● What the exercise asks
Output the full listing below exactly as it reads, and skip anything that is a picture.

● Dataset extract
************

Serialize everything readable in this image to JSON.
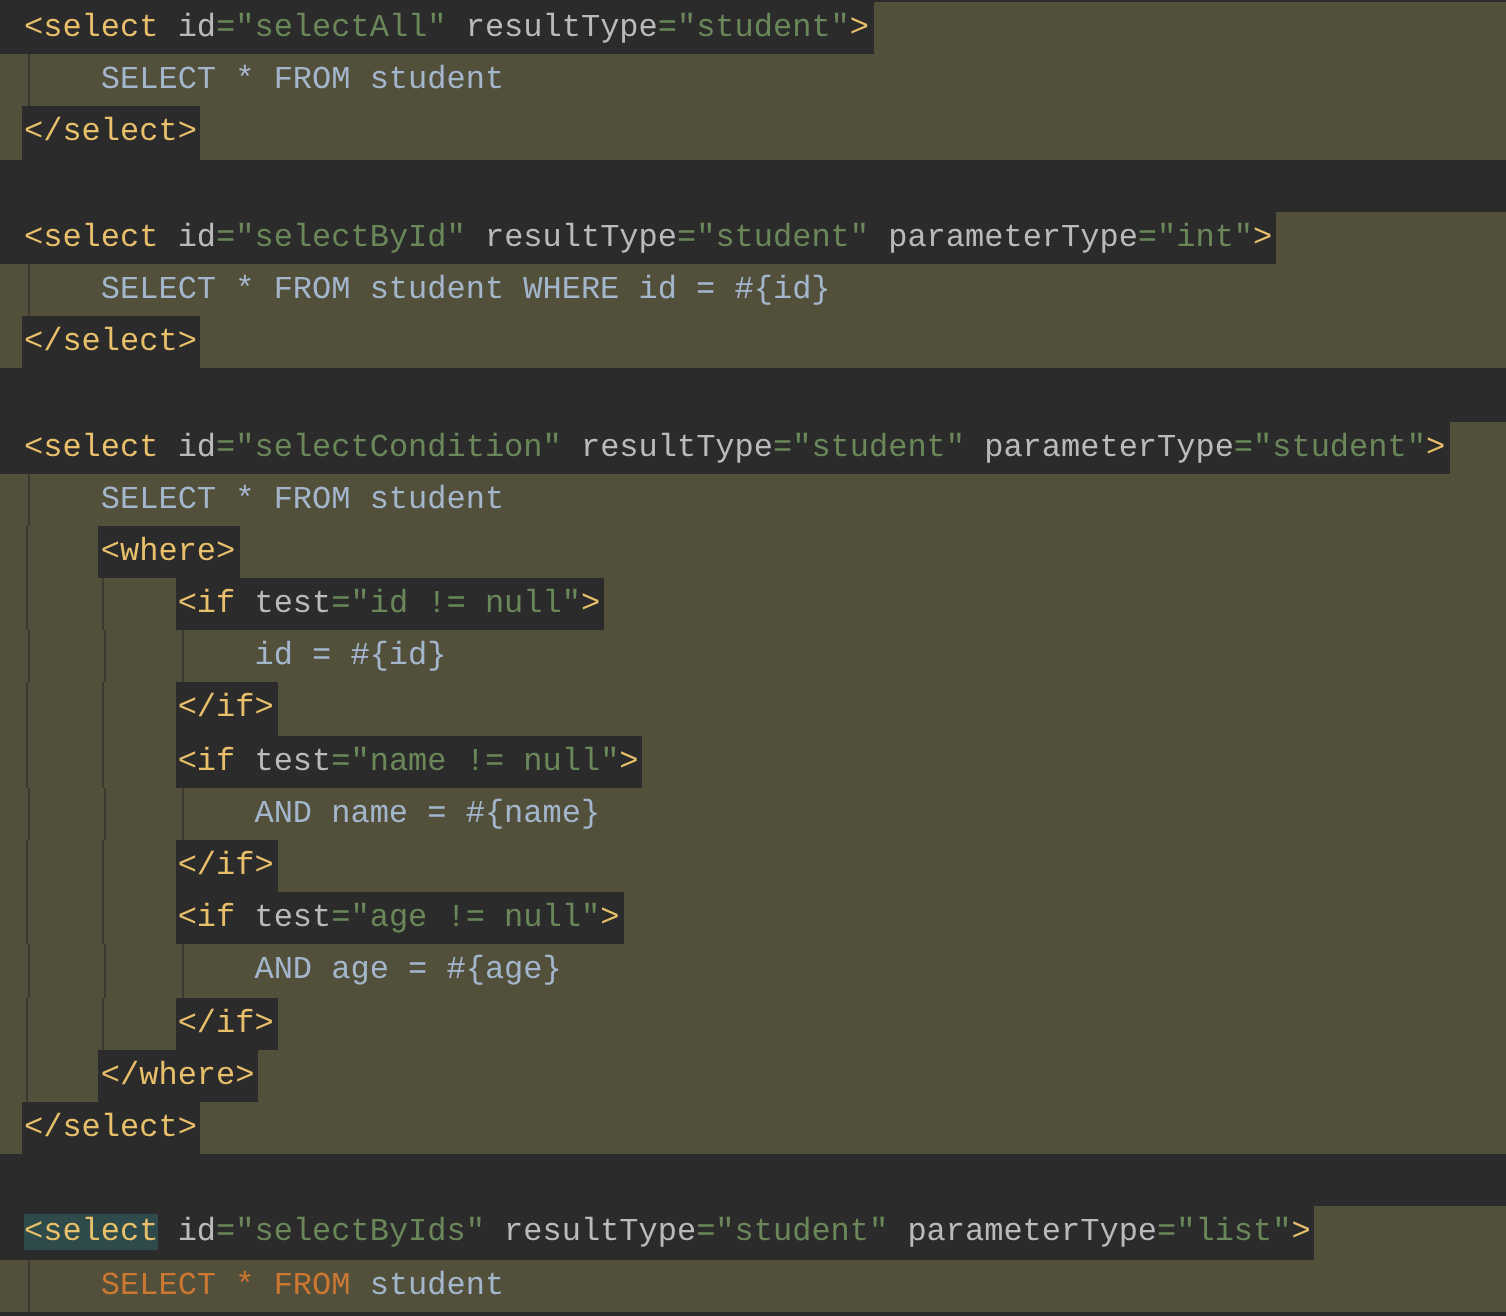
{
  "editor": {
    "lines": [
      {
        "kind": "open",
        "tokens": [
          {
            "kind": "tag",
            "text": "<select",
            "matched": false
          },
          {
            "kind": "attr",
            "text": " id",
            "matched": false
          },
          {
            "kind": "value",
            "text": "=\"selectAll\"",
            "matched": false
          },
          {
            "kind": "attr",
            "text": " resultType",
            "matched": false
          },
          {
            "kind": "value",
            "text": "=\"student\"",
            "matched": false
          },
          {
            "kind": "tag",
            "text": ">",
            "matched": false
          }
        ],
        "children": [
          {
            "kind": "sql",
            "tokens": [
              {
                "kind": "sql",
                "text": "SELECT * FROM student",
                "matched": false
              }
            ]
          }
        ]
      },
      {
        "kind": "tag",
        "tokens": [
          {
            "kind": "tag",
            "text": "</select>",
            "matched": false
          }
        ]
      },
      {
        "kind": "blank"
      },
      {
        "kind": "open",
        "tokens": [
          {
            "kind": "tag",
            "text": "<select",
            "matched": false
          },
          {
            "kind": "attr",
            "text": " id",
            "matched": false
          },
          {
            "kind": "value",
            "text": "=\"selectById\"",
            "matched": false
          },
          {
            "kind": "attr",
            "text": " resultType",
            "matched": false
          },
          {
            "kind": "value",
            "text": "=\"student\"",
            "matched": false
          },
          {
            "kind": "attr",
            "text": " parameterType",
            "matched": false
          },
          {
            "kind": "value",
            "text": "=\"int\"",
            "matched": false
          },
          {
            "kind": "tag",
            "text": ">",
            "matched": false
          }
        ],
        "children": [
          {
            "kind": "sql",
            "tokens": [
              {
                "kind": "sql",
                "text": "SELECT * FROM student WHERE id = #{id}",
                "matched": false
              }
            ]
          }
        ]
      },
      {
        "kind": "tag",
        "tokens": [
          {
            "kind": "tag",
            "text": "</select>",
            "matched": false
          }
        ]
      },
      {
        "kind": "blank"
      },
      {
        "kind": "open",
        "tokens": [
          {
            "kind": "tag",
            "text": "<select",
            "matched": false
          },
          {
            "kind": "attr",
            "text": " id",
            "matched": false
          },
          {
            "kind": "value",
            "text": "=\"selectCondition\"",
            "matched": false
          },
          {
            "kind": "attr",
            "text": " resultType",
            "matched": false
          },
          {
            "kind": "value",
            "text": "=\"student\"",
            "matched": false
          },
          {
            "kind": "attr",
            "text": " parameterType",
            "matched": false
          },
          {
            "kind": "value",
            "text": "=\"student\"",
            "matched": false
          },
          {
            "kind": "tag",
            "text": ">",
            "matched": false
          }
        ],
        "children": [
          {
            "kind": "sql",
            "tokens": [
              {
                "kind": "sql",
                "text": "SELECT * FROM student",
                "matched": false
              }
            ]
          },
          {
            "kind": "tag",
            "tokens": [
              {
                "kind": "tag",
                "text": "<where>",
                "matched": false
              }
            ],
            "children": [
              {
                "kind": "tag",
                "tokens": [
                  {
                    "kind": "tag",
                    "text": "<if",
                    "matched": false
                  },
                  {
                    "kind": "attr",
                    "text": " test",
                    "matched": false
                  },
                  {
                    "kind": "value",
                    "text": "=\"id != null\"",
                    "matched": false
                  },
                  {
                    "kind": "tag",
                    "text": ">",
                    "matched": false
                  }
                ],
                "children": [
                  {
                    "kind": "sql",
                    "tokens": [
                      {
                        "kind": "sql",
                        "text": "id = #{id}",
                        "matched": false
                      }
                    ]
                  }
                ]
              },
              {
                "kind": "tag",
                "tokens": [
                  {
                    "kind": "tag",
                    "text": "</if>",
                    "matched": false
                  }
                ]
              },
              {
                "kind": "tag",
                "tokens": [
                  {
                    "kind": "tag",
                    "text": "<if",
                    "matched": false
                  },
                  {
                    "kind": "attr",
                    "text": " test",
                    "matched": false
                  },
                  {
                    "kind": "value",
                    "text": "=\"name != null\"",
                    "matched": false
                  },
                  {
                    "kind": "tag",
                    "text": ">",
                    "matched": false
                  }
                ],
                "children": [
                  {
                    "kind": "sql",
                    "tokens": [
                      {
                        "kind": "sql",
                        "text": "AND name = #{name}",
                        "matched": false
                      }
                    ]
                  }
                ]
              },
              {
                "kind": "tag",
                "tokens": [
                  {
                    "kind": "tag",
                    "text": "</if>",
                    "matched": false
                  }
                ]
              },
              {
                "kind": "tag",
                "tokens": [
                  {
                    "kind": "tag",
                    "text": "<if",
                    "matched": false
                  },
                  {
                    "kind": "attr",
                    "text": " test",
                    "matched": false
                  },
                  {
                    "kind": "value",
                    "text": "=\"age != null\"",
                    "matched": false
                  },
                  {
                    "kind": "tag",
                    "text": ">",
                    "matched": false
                  }
                ],
                "children": [
                  {
                    "kind": "sql",
                    "tokens": [
                      {
                        "kind": "sql",
                        "text": "AND age = #{age}",
                        "matched": false
                      }
                    ]
                  }
                ]
              },
              {
                "kind": "tag",
                "tokens": [
                  {
                    "kind": "tag",
                    "text": "</if>",
                    "matched": false
                  }
                ]
              }
            ]
          },
          {
            "kind": "tag",
            "tokens": [
              {
                "kind": "tag",
                "text": "</where>",
                "matched": false
              }
            ]
          }
        ]
      },
      {
        "kind": "tag",
        "tokens": [
          {
            "kind": "tag",
            "text": "</select>",
            "matched": false
          }
        ]
      },
      {
        "kind": "blank"
      },
      {
        "kind": "open",
        "tokens": [
          {
            "kind": "tag",
            "text": "<select",
            "matched": true
          },
          {
            "kind": "attr",
            "text": " id",
            "matched": false
          },
          {
            "kind": "value",
            "text": "=\"selectByIds\"",
            "matched": false
          },
          {
            "kind": "attr",
            "text": " resultType",
            "matched": false
          },
          {
            "kind": "value",
            "text": "=\"student\"",
            "matched": false
          },
          {
            "kind": "attr",
            "text": " parameterType",
            "matched": false
          },
          {
            "kind": "value",
            "text": "=\"list\"",
            "matched": false
          },
          {
            "kind": "tag",
            "text": ">",
            "matched": false
          }
        ],
        "children": [
          {
            "kind": "sql",
            "tokens": [
              {
                "kind": "keyword",
                "text": "SELECT ",
                "matched": false
              },
              {
                "kind": "keyword",
                "text": "* ",
                "matched": false
              },
              {
                "kind": "keyword",
                "text": "FROM",
                "matched": false
              },
              {
                "kind": "sql",
                "text": " student",
                "matched": false
              }
            ]
          }
        ]
      }
    ]
  }
}
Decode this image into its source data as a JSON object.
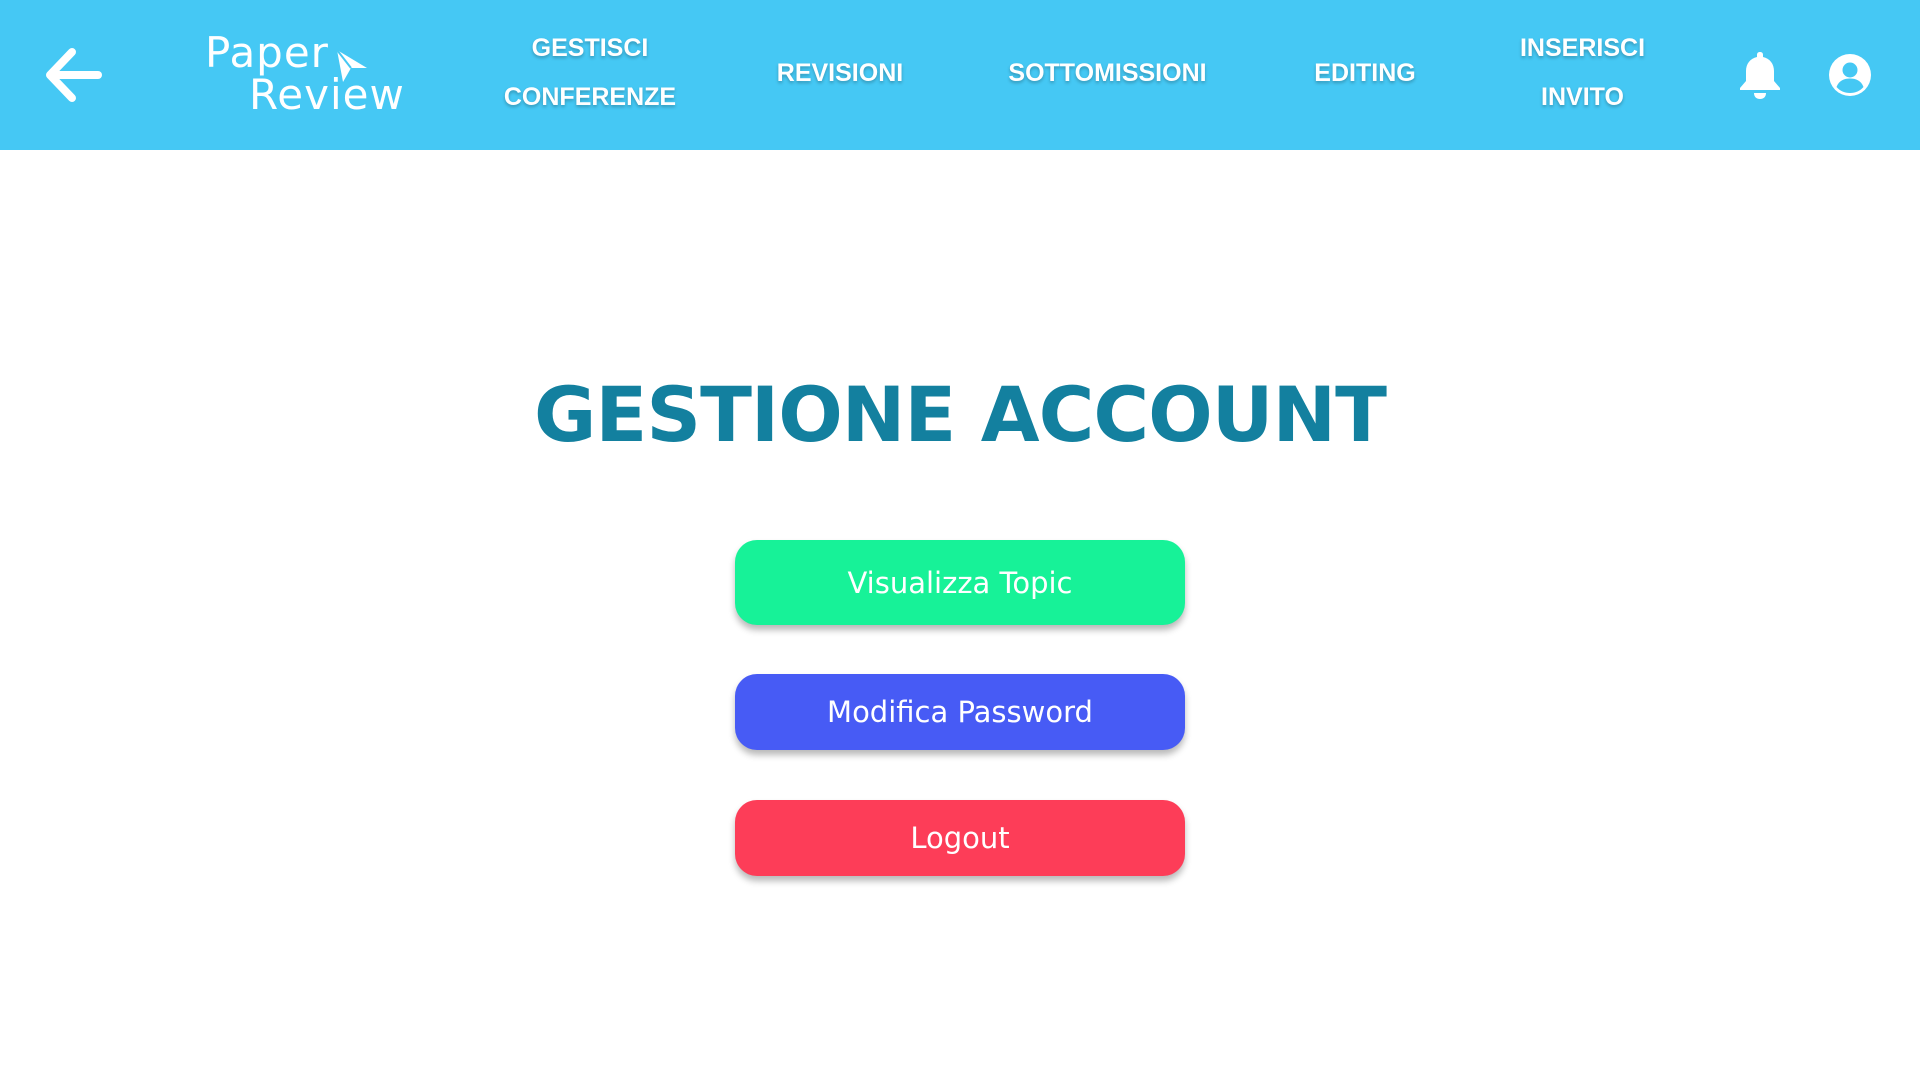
{
  "app": {
    "logo_line1": "Paper",
    "logo_line2": "Review"
  },
  "nav": {
    "back_icon": "arrow-left-icon",
    "items": [
      {
        "line1": "GESTISCI",
        "line2": "CONFERENZE"
      },
      {
        "label": "REVISIONI"
      },
      {
        "label": "SOTTOMISSIONI"
      },
      {
        "label": "EDITING"
      },
      {
        "line1": "INSERISCI",
        "line2": "INVITO"
      }
    ],
    "notification_icon": "bell-icon",
    "account_icon": "user-circle-icon"
  },
  "main": {
    "title": "GESTIONE ACCOUNT",
    "buttons": [
      {
        "label": "Visualizza Topic",
        "color": "#17f298"
      },
      {
        "label": "Modifica Password",
        "color": "#475bf5"
      },
      {
        "label": "Logout",
        "color": "#fd3d58"
      }
    ]
  },
  "colors": {
    "header": "#45c8f4",
    "title": "#13809f"
  }
}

************

● Answer to the problem
Serialize everything readable in this image to JSON.
{
  "editor": {
    "lines": [
      {
        "kind": "open",
        "tokens": [
          {
            "kind": "tag",
            "text": "<select",
            "matched": false
          },
          {
            "kind": "attr",
            "text": " id",
            "matched": false
          },
          {
            "kind": "value",
            "text": "=\"selectAll\"",
            "matched": false
          },
          {
            "kind": "attr",
            "text": " resultType",
            "matched": false
          },
          {
            "kind": "value",
            "text": "=\"student\"",
            "matched": false
          },
          {
            "kind": "tag",
            "text": ">",
            "matched": false
          }
        ],
        "children": [
          {
            "kind": "sql",
            "tokens": [
              {
                "kind": "sql",
                "text": "SELECT * FROM student",
                "matched": false
              }
            ]
          }
        ]
      },
      {
        "kind": "tag",
        "tokens": [
          {
            "kind": "tag",
            "text": "</select>",
            "matched": false
          }
        ]
      },
      {
        "kind": "blank"
      },
      {
        "kind": "open",
        "tokens": [
          {
            "kind": "tag",
            "text": "<select",
            "matched": false
          },
          {
            "kind": "attr",
            "text": " id",
            "matched": false
          },
          {
            "kind": "value",
            "text": "=\"selectById\"",
            "matched": false
          },
          {
            "kind": "attr",
            "text": " resultType",
            "matched": false
          },
          {
            "kind": "value",
            "text": "=\"student\"",
            "matched": false
          },
          {
            "kind": "attr",
            "text": " parameterType",
            "matched": false
          },
          {
            "kind": "value",
            "text": "=\"int\"",
            "matched": false
          },
          {
            "kind": "tag",
            "text": ">",
            "matched": false
          }
        ],
        "children": [
          {
            "kind": "sql",
            "tokens": [
              {
                "kind": "sql",
                "text": "SELECT * FROM student WHERE id = #{id}",
                "matched": false
              }
            ]
          }
        ]
      },
      {
        "kind": "tag",
        "tokens": [
          {
            "kind": "tag",
            "text": "</select>",
            "matched": false
          }
        ]
      },
      {
        "kind": "blank"
      },
      {
        "kind": "open",
        "tokens": [
          {
            "kind": "tag",
            "text": "<select",
            "matched": false
          },
          {
            "kind": "attr",
            "text": " id",
            "matched": false
          },
          {
            "kind": "value",
            "text": "=\"selectCondition\"",
            "matched": false
          },
          {
            "kind": "attr",
            "text": " resultType",
            "matched": false
          },
          {
            "kind": "value",
            "text": "=\"student\"",
            "matched": false
          },
          {
            "kind": "attr",
            "text": " parameterType",
            "matched": false
          },
          {
            "kind": "value",
            "text": "=\"student\"",
            "matched": false
          },
          {
            "kind": "tag",
            "text": ">",
            "matched": false
          }
        ],
        "children": [
          {
            "kind": "sql",
            "tokens": [
              {
                "kind": "sql",
                "text": "SELECT * FROM student",
                "matched": false
              }
            ]
          },
          {
            "kind": "tag",
            "tokens": [
              {
                "kind": "tag",
                "text": "<where>",
                "matched": false
              }
            ],
            "children": [
              {
                "kind": "tag",
                "tokens": [
                  {
                    "kind": "tag",
                    "text": "<if",
                    "matched": false
                  },
                  {
                    "kind": "attr",
                    "text": " test",
                    "matched": false
                  },
                  {
                    "kind": "value",
                    "text": "=\"id != null\"",
                    "matched": false
                  },
                  {
                    "kind": "tag",
                    "text": ">",
                    "matched": false
                  }
                ],
                "children": [
                  {
                    "kind": "sql",
                    "tokens": [
                      {
                        "kind": "sql",
                        "text": "id = #{id}",
                        "matched": false
                      }
                    ]
                  }
                ]
              },
              {
                "kind": "tag",
                "tokens": [
                  {
                    "kind": "tag",
                    "text": "</if>",
                    "matched": false
                  }
                ]
              },
              {
                "kind": "tag",
                "tokens": [
                  {
                    "kind": "tag",
                    "text": "<if",
                    "matched": false
                  },
                  {
                    "kind": "attr",
                    "text": " test",
                    "matched": false
                  },
                  {
                    "kind": "value",
                    "text": "=\"name != null\"",
                    "matched": false
                  },
                  {
                    "kind": "tag",
                    "text": ">",
                    "matched": false
                  }
                ],
                "children": [
                  {
                    "kind": "sql",
                    "tokens": [
                      {
                        "kind": "sql",
                        "text": "AND name = #{name}",
                        "matched": false
                      }
                    ]
                  }
                ]
              },
              {
                "kind": "tag",
                "tokens": [
                  {
                    "kind": "tag",
                    "text": "</if>",
                    "matched": false
                  }
                ]
              },
              {
                "kind": "tag",
                "tokens": [
                  {
                    "kind": "tag",
                    "text": "<if",
                    "matched": false
                  },
                  {
                    "kind": "attr",
                    "text": " test",
                    "matched": false
                  },
                  {
                    "kind": "value",
                    "text": "=\"age != null\"",
                    "matched": false
                  },
                  {
                    "kind": "tag",
                    "text": ">",
                    "matched": false
                  }
                ],
                "children": [
                  {
                    "kind": "sql",
                    "tokens": [
                      {
                        "kind": "sql",
                        "text": "AND age = #{age}",
                        "matched": false
                      }
                    ]
                  }
                ]
              },
              {
                "kind": "tag",
                "tokens": [
                  {
                    "kind": "tag",
                    "text": "</if>",
                    "matched": false
                  }
                ]
              }
            ]
          },
          {
            "kind": "tag",
            "tokens": [
              {
                "kind": "tag",
                "text": "</where>",
                "matched": false
              }
            ]
          }
        ]
      },
      {
        "kind": "tag",
        "tokens": [
          {
            "kind": "tag",
            "text": "</select>",
            "matched": false
          }
        ]
      },
      {
        "kind": "blank"
      },
      {
        "kind": "open",
        "tokens": [
          {
            "kind": "tag",
            "text": "<select",
            "matched": true
          },
          {
            "kind": "attr",
            "text": " id",
            "matched": false
          },
          {
            "kind": "value",
            "text": "=\"selectByIds\"",
            "matched": false
          },
          {
            "kind": "attr",
            "text": " resultType",
            "matched": false
          },
          {
            "kind": "value",
            "text": "=\"student\"",
            "matched": false
          },
          {
            "kind": "attr",
            "text": " parameterType",
            "matched": false
          },
          {
            "kind": "value",
            "text": "=\"list\"",
            "matched": false
          },
          {
            "kind": "tag",
            "text": ">",
            "matched": false
          }
        ],
        "children": [
          {
            "kind": "sql",
            "tokens": [
              {
                "kind": "keyword",
                "text": "SELECT ",
                "matched": false
              },
              {
                "kind": "keyword",
                "text": "* ",
                "matched": false
              },
              {
                "kind": "keyword",
                "text": "FROM",
                "matched": false
              },
              {
                "kind": "sql",
                "text": " student",
                "matched": false
              }
            ]
          }
        ]
      }
    ]
  }
}
Decode this image into its source data as a JSON object.
{
  "app": {
    "logo_line1": "Paper",
    "logo_line2": "Review"
  },
  "nav": {
    "back_icon": "arrow-left-icon",
    "items": [
      {
        "line1": "GESTISCI",
        "line2": "CONFERENZE"
      },
      {
        "label": "REVISIONI"
      },
      {
        "label": "SOTTOMISSIONI"
      },
      {
        "label": "EDITING"
      },
      {
        "line1": "INSERISCI",
        "line2": "INVITO"
      }
    ],
    "notification_icon": "bell-icon",
    "account_icon": "user-circle-icon"
  },
  "main": {
    "title": "GESTIONE ACCOUNT",
    "buttons": [
      {
        "label": "Visualizza Topic",
        "color": "#17f298"
      },
      {
        "label": "Modifica Password",
        "color": "#475bf5"
      },
      {
        "label": "Logout",
        "color": "#fd3d58"
      }
    ]
  },
  "colors": {
    "header": "#45c8f4",
    "title": "#13809f"
  }
}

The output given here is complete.